• [Task description]: Look through the data that follows and say how many of its lines contain "neue", giving the number only.
※
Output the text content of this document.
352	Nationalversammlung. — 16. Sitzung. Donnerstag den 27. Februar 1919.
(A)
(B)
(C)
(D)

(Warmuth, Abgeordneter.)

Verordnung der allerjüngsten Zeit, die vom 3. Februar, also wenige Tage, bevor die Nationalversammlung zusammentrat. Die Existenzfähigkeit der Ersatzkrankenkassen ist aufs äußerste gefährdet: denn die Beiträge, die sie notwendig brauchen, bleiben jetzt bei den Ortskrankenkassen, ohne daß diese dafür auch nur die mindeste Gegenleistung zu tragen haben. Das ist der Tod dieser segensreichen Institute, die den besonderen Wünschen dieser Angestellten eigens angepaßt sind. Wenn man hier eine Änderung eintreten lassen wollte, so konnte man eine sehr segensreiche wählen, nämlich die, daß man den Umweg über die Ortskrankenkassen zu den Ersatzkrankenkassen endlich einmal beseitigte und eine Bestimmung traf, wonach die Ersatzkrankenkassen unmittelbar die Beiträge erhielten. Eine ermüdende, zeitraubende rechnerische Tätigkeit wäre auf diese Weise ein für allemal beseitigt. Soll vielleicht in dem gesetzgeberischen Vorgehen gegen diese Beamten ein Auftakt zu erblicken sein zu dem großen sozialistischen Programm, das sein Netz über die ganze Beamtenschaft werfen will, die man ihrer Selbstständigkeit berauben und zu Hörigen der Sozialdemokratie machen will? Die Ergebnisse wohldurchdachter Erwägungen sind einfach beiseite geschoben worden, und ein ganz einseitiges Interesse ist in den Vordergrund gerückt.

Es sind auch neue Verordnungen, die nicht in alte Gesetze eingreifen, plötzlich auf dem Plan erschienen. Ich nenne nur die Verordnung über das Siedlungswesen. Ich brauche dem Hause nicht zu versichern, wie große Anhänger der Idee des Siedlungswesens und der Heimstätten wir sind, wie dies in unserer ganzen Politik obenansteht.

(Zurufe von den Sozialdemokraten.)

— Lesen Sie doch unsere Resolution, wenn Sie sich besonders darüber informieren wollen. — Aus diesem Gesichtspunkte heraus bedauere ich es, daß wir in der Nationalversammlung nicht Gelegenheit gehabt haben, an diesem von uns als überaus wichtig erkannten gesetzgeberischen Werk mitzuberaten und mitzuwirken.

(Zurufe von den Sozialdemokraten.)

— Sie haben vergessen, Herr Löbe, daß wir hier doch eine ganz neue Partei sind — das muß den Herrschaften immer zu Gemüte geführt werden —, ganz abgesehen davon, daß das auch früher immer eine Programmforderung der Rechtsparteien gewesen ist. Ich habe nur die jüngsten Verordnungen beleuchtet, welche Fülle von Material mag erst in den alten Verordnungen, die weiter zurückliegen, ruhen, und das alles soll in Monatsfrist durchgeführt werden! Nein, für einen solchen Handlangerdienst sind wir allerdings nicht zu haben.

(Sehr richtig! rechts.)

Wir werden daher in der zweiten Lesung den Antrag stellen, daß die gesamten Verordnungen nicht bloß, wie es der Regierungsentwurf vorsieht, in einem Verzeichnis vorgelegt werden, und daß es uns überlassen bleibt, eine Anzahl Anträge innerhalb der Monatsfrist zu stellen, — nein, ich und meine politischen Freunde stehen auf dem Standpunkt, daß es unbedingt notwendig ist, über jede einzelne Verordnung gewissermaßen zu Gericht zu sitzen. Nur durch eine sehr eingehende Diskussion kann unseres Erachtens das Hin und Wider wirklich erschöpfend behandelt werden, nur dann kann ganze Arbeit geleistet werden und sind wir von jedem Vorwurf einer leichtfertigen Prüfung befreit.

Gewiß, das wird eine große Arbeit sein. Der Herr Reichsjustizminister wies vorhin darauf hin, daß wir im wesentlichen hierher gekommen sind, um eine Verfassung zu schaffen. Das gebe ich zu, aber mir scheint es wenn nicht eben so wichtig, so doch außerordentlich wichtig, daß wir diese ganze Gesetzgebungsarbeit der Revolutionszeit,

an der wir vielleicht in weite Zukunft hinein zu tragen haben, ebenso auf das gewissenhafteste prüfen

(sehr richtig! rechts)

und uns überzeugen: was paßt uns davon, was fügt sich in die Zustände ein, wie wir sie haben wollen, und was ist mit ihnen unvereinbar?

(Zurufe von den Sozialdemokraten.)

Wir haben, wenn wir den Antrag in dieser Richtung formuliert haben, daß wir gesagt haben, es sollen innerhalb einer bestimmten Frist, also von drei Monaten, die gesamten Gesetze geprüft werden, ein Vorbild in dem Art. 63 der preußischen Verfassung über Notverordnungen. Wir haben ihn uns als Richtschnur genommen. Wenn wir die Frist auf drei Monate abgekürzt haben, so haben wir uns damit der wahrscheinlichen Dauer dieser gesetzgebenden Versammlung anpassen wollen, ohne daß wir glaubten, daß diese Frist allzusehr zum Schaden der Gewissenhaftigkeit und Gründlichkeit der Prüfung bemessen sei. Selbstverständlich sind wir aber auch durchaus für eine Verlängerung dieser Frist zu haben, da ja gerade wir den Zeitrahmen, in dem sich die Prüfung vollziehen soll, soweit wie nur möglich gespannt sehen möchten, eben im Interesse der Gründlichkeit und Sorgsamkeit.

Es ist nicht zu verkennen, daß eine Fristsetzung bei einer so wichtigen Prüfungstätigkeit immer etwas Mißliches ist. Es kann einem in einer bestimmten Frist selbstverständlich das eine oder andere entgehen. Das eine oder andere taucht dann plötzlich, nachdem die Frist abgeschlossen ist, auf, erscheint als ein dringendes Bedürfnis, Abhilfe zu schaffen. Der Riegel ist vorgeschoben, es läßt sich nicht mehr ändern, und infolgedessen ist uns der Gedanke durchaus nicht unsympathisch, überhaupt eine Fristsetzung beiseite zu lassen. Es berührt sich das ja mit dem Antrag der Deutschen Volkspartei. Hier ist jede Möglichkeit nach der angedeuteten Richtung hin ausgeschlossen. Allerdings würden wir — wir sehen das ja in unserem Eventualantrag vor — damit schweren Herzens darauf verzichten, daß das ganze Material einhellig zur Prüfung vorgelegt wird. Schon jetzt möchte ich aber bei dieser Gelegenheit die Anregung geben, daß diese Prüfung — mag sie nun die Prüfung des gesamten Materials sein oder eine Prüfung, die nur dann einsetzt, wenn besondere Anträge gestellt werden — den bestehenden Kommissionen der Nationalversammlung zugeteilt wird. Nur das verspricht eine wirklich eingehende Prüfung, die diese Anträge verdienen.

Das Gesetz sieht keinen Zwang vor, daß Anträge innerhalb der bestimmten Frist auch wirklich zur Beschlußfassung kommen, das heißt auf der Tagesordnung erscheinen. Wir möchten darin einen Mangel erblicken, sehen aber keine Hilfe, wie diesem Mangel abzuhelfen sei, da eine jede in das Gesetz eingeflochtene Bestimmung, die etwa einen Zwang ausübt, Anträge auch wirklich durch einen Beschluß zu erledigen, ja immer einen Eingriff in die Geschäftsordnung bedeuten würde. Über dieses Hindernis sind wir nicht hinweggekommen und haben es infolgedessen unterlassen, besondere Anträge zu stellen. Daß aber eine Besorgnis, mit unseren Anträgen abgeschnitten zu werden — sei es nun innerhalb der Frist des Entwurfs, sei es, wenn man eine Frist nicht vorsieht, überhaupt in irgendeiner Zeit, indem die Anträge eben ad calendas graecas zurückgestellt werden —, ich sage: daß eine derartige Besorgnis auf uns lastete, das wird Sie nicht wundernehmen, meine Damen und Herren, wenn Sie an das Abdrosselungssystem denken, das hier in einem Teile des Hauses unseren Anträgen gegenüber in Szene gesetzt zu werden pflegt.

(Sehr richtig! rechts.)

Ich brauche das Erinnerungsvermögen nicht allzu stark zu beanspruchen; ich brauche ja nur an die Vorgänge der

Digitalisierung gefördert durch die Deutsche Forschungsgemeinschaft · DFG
※
• [Task result]: 2